Dataset records
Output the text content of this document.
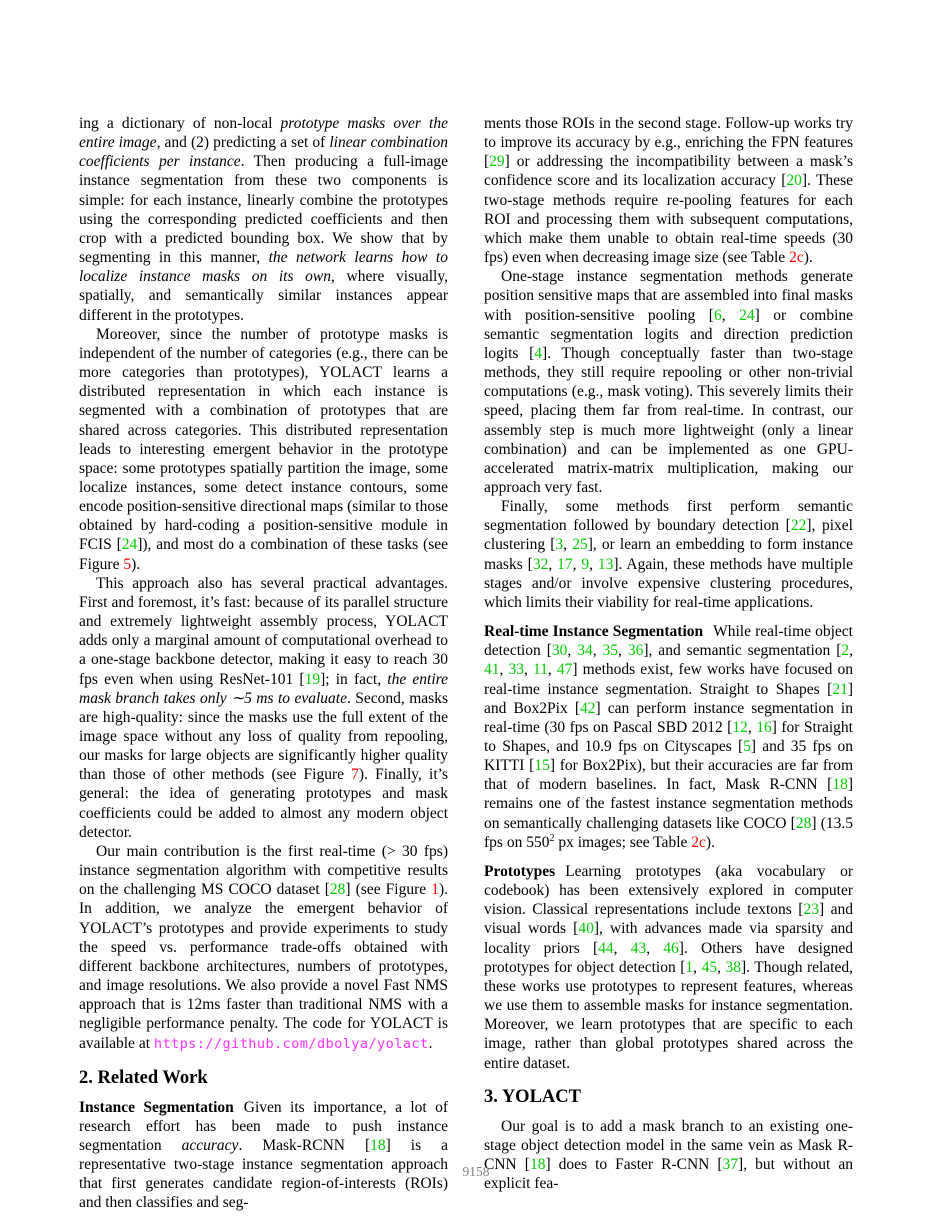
ing a dictionary of non-local prototype masks over the entire image, and (2) predicting a set of linear combination coefficients per instance. Then producing a full-image instance segmentation from these two components is simple: for each instance, linearly combine the prototypes using the corresponding predicted coefficients and then crop with a predicted bounding box. We show that by segmenting in this manner, the network learns how to localize instance masks on its own, where visually, spatially, and semantically similar instances appear different in the prototypes.

Moreover, since the number of prototype masks is independent of the number of categories (e.g., there can be more categories than prototypes), YOLACT learns a distributed representation in which each instance is segmented with a combination of prototypes that are shared across categories. This distributed representation leads to interesting emergent behavior in the prototype space: some prototypes spatially partition the image, some localize instances, some detect instance contours, some encode position-sensitive directional maps (similar to those obtained by hard-coding a position-sensitive module in FCIS [24]), and most do a combination of these tasks (see Figure 5).

This approach also has several practical advantages. First and foremost, it’s fast: because of its parallel structure and extremely lightweight assembly process, YOLACT adds only a marginal amount of computational overhead to a one-stage backbone detector, making it easy to reach 30 fps even when using ResNet-101 [19]; in fact, the entire mask branch takes only ∼5 ms to evaluate. Second, masks are high-quality: since the masks use the full extent of the image space without any loss of quality from repooling, our masks for large objects are significantly higher quality than those of other methods (see Figure 7). Finally, it’s general: the idea of generating prototypes and mask coefficients could be added to almost any modern object detector.

Our main contribution is the first real-time (> 30 fps) instance segmentation algorithm with competitive results on the challenging MS COCO dataset [28] (see Figure 1). In addition, we analyze the emergent behavior of YOLACT’s prototypes and provide experiments to study the speed vs. performance trade-offs obtained with different backbone architectures, numbers of prototypes, and image resolutions. We also provide a novel Fast NMS approach that is 12ms faster than traditional NMS with a negligible performance penalty. The code for YOLACT is available at https://github.com/dbolya/yolact.

2. Related Work

Instance Segmentation Given its importance, a lot of research effort has been made to push instance segmentation accuracy. Mask-RCNN [18] is a representative two-stage instance segmentation approach that first generates candidate region-of-interests (ROIs) and then classifies and seg-

ments those ROIs in the second stage. Follow-up works try to improve its accuracy by e.g., enriching the FPN features [29] or addressing the incompatibility between a mask’s confidence score and its localization accuracy [20]. These two-stage methods require re-pooling features for each ROI and processing them with subsequent computations, which make them unable to obtain real-time speeds (30 fps) even when decreasing image size (see Table 2c).

One-stage instance segmentation methods generate position sensitive maps that are assembled into final masks with position-sensitive pooling [6, 24] or combine semantic segmentation logits and direction prediction logits [4]. Though conceptually faster than two-stage methods, they still require repooling or other non-trivial computations (e.g., mask voting). This severely limits their speed, placing them far from real-time. In contrast, our assembly step is much more lightweight (only a linear combination) and can be implemented as one GPU-accelerated matrix-matrix multiplication, making our approach very fast.

Finally, some methods first perform semantic segmentation followed by boundary detection [22], pixel clustering [3, 25], or learn an embedding to form instance masks [32, 17, 9, 13]. Again, these methods have multiple stages and/or involve expensive clustering procedures, which limits their viability for real-time applications.

Real-time Instance Segmentation While real-time object detection [30, 34, 35, 36], and semantic segmentation [2, 41, 33, 11, 47] methods exist, few works have focused on real-time instance segmentation. Straight to Shapes [21] and Box2Pix [42] can perform instance segmentation in real-time (30 fps on Pascal SBD 2012 [12, 16] for Straight to Shapes, and 10.9 fps on Cityscapes [5] and 35 fps on KITTI [15] for Box2Pix), but their accuracies are far from that of modern baselines. In fact, Mask R-CNN [18] remains one of the fastest instance segmentation methods on semantically challenging datasets like COCO [28] (13.5 fps on $550^2$ px images; see Table 2c).

Prototypes Learning prototypes (aka vocabulary or codebook) has been extensively explored in computer vision. Classical representations include textons [23] and visual words [40], with advances made via sparsity and locality priors [44, 43, 46]. Others have designed prototypes for object detection [1, 45, 38]. Though related, these works use prototypes to represent features, whereas we use them to assemble masks for instance segmentation. Moreover, we learn prototypes that are specific to each image, rather than global prototypes shared across the entire dataset.

3. YOLACT

Our goal is to add a mask branch to an existing one-stage object detection model in the same vein as Mask R-CNN [18] does to Faster R-CNN [37], but without an explicit fea-

9158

■ Given problem: Copy every record character for character. Skip the pictures.

■ The output:
Output the text content of this document.
ing a dictionary of non-local prototype masks over the entire image, and (2) predicting a set of linear combination coefficients per instance. Then producing a full-image instance segmentation from these two components is simple: for each instance, linearly combine the prototypes using the corresponding predicted coefficients and then crop with a predicted bounding box. We show that by segmenting in this manner, the network learns how to localize instance masks on its own, where visually, spatially, and semantically similar instances appear different in the prototypes.

Moreover, since the number of prototype masks is independent of the number of categories (e.g., there can be more categories than prototypes), YOLACT learns a distributed representation in which each instance is segmented with a combination of prototypes that are shared across categories. This distributed representation leads to interesting emergent behavior in the prototype space: some prototypes spatially partition the image, some localize instances, some detect instance contours, some encode position-sensitive directional maps (similar to those obtained by hard-coding a position-sensitive module in FCIS [24]), and most do a combination of these tasks (see Figure 5).

This approach also has several practical advantages. First and foremost, it’s fast: because of its parallel structure and extremely lightweight assembly process, YOLACT adds only a marginal amount of computational overhead to a one-stage backbone detector, making it easy to reach 30 fps even when using ResNet-101 [19]; in fact, the entire mask branch takes only ∼5 ms to evaluate. Second, masks are high-quality: since the masks use the full extent of the image space without any loss of quality from repooling, our masks for large objects are significantly higher quality than those of other methods (see Figure 7). Finally, it’s general: the idea of generating prototypes and mask coefficients could be added to almost any modern object detector.

Our main contribution is the first real-time (> 30 fps) instance segmentation algorithm with competitive results on the challenging MS COCO dataset [28] (see Figure 1). In addition, we analyze the emergent behavior of YOLACT’s prototypes and provide experiments to study the speed vs. performance trade-offs obtained with different backbone architectures, numbers of prototypes, and image resolutions. We also provide a novel Fast NMS approach that is 12ms faster than traditional NMS with a negligible performance penalty. The code for YOLACT is available at https://github.com/dbolya/yolact.

2. Related Work

Instance Segmentation Given its importance, a lot of research effort has been made to push instance segmentation accuracy. Mask-RCNN [18] is a representative two-stage instance segmentation approach that first generates candidate region-of-interests (ROIs) and then classifies and seg-

ments those ROIs in the second stage. Follow-up works try to improve its accuracy by e.g., enriching the FPN features [29] or addressing the incompatibility between a mask’s confidence score and its localization accuracy [20]. These two-stage methods require re-pooling features for each ROI and processing them with subsequent computations, which make them unable to obtain real-time speeds (30 fps) even when decreasing image size (see Table 2c).

One-stage instance segmentation methods generate position sensitive maps that are assembled into final masks with position-sensitive pooling [6, 24] or combine semantic segmentation logits and direction prediction logits [4]. Though conceptually faster than two-stage methods, they still require repooling or other non-trivial computations (e.g., mask voting). This severely limits their speed, placing them far from real-time. In contrast, our assembly step is much more lightweight (only a linear combination) and can be implemented as one GPU-accelerated matrix-matrix multiplication, making our approach very fast.

Finally, some methods first perform semantic segmentation followed by boundary detection [22], pixel clustering [3, 25], or learn an embedding to form instance masks [32, 17, 9, 13]. Again, these methods have multiple stages and/or involve expensive clustering procedures, which limits their viability for real-time applications.

Real-time Instance Segmentation While real-time object detection [30, 34, 35, 36], and semantic segmentation [2, 41, 33, 11, 47] methods exist, few works have focused on real-time instance segmentation. Straight to Shapes [21] and Box2Pix [42] can perform instance segmentation in real-time (30 fps on Pascal SBD 2012 [12, 16] for Straight to Shapes, and 10.9 fps on Cityscapes [5] and 35 fps on KITTI [15] for Box2Pix), but their accuracies are far from that of modern baselines. In fact, Mask R-CNN [18] remains one of the fastest instance segmentation methods on semantically challenging datasets like COCO [28] (13.5 fps on $550^2$ px images; see Table 2c).

Prototypes Learning prototypes (aka vocabulary or codebook) has been extensively explored in computer vision. Classical representations include textons [23] and visual words [40], with advances made via sparsity and locality priors [44, 43, 46]. Others have designed prototypes for object detection [1, 45, 38]. Though related, these works use prototypes to represent features, whereas we use them to assemble masks for instance segmentation. Moreover, we learn prototypes that are specific to each image, rather than global prototypes shared across the entire dataset.

3. YOLACT

Our goal is to add a mask branch to an existing one-stage object detection model in the same vein as Mask R-CNN [18] does to Faster R-CNN [37], but without an explicit fea-

9158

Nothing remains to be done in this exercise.